**Aim of the exercise**
In the entries that follow, count each line containing "candidatos" and state the total, nothing more.

Saved data entries:
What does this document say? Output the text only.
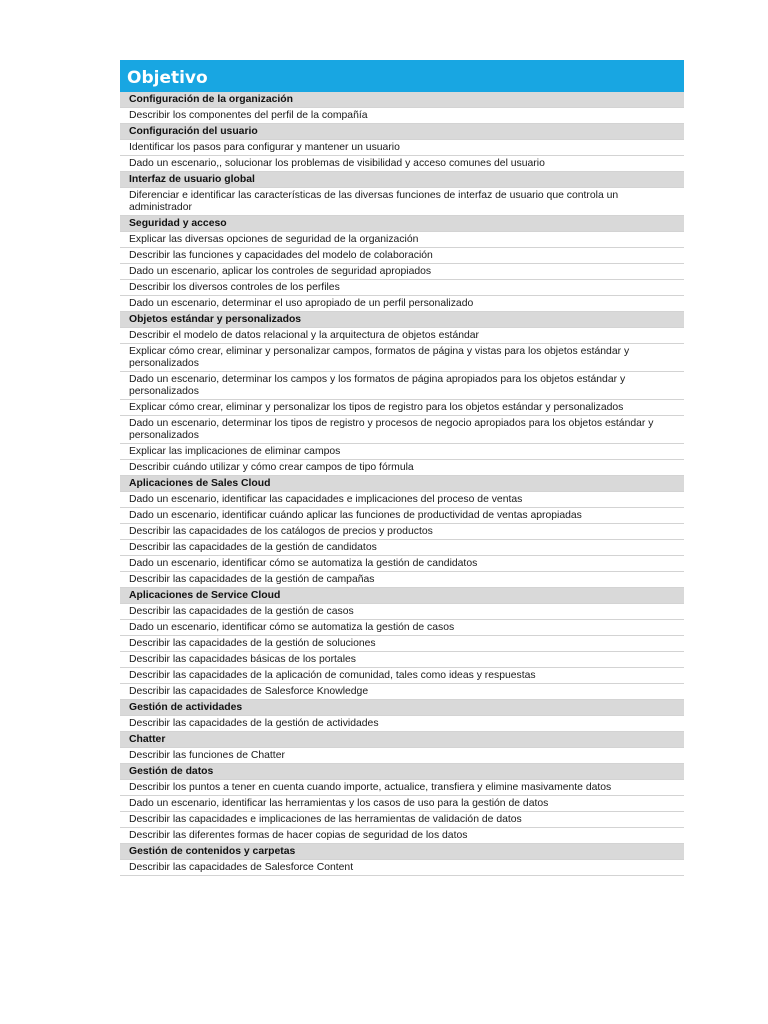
Objetivo
Configuración de la organización
Describir los componentes del perfil de la compañía
Configuración del usuario
Identificar los pasos para configurar y mantener un usuario
Dado un escenario,, solucionar los problemas de visibilidad y acceso comunes del usuario
Interfaz de usuario global
Diferenciar e identificar las características de las diversas funciones de interfaz de usuario que controla un administrador
Seguridad y acceso
Explicar las diversas opciones de seguridad de la organización
Describir las funciones y capacidades del modelo de colaboración
Dado un escenario, aplicar los controles de seguridad apropiados
Describir los diversos controles de los perfiles
Dado un escenario, determinar el uso apropiado de un perfil personalizado
Objetos estándar y personalizados
Describir el modelo de datos relacional y la arquitectura de objetos estándar
Explicar cómo crear, eliminar y personalizar campos, formatos de página y vistas para los objetos estándar y personalizados
Dado un escenario, determinar los campos y los formatos de página apropiados para los objetos estándar y personalizados
Explicar cómo crear, eliminar y personalizar los tipos de registro para los objetos estándar y personalizados
Dado un escenario, determinar los tipos de registro y procesos de negocio apropiados para los objetos estándar y personalizados
Explicar las implicaciones de eliminar campos
Describir cuándo utilizar y cómo crear campos de tipo fórmula
Aplicaciones de Sales Cloud
Dado un escenario, identificar las capacidades e implicaciones del proceso de ventas
Dado un escenario, identificar cuándo aplicar las funciones de productividad de ventas apropiadas
Describir las capacidades de los catálogos de precios y productos
Describir las capacidades de la gestión de candidatos
Dado un escenario, identificar cómo se automatiza la gestión de candidatos
Describir las capacidades de la gestión de campañas
Aplicaciones de Service Cloud
Describir las capacidades de la gestión de casos
Dado un escenario, identificar cómo se automatiza la gestión de casos
Describir las capacidades de la gestión de soluciones
Describir las capacidades básicas de los portales
Describir las capacidades de la aplicación de comunidad, tales como ideas y respuestas
Describir las capacidades de Salesforce Knowledge
Gestión de actividades
Describir las capacidades de la gestión de actividades
Chatter
Describir las funciones de Chatter
Gestión de datos
Describir los puntos a tener en cuenta cuando importe, actualice, transfiera y elimine masivamente datos
Dado un escenario, identificar las herramientas y los casos de uso para la gestión de datos
Describir las capacidades e implicaciones de las herramientas de validación de datos
Describir las diferentes formas de hacer copias de seguridad de los datos
Gestión de contenidos y carpetas
Describir las capacidades de Salesforce Content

**Answer to the exercise**
2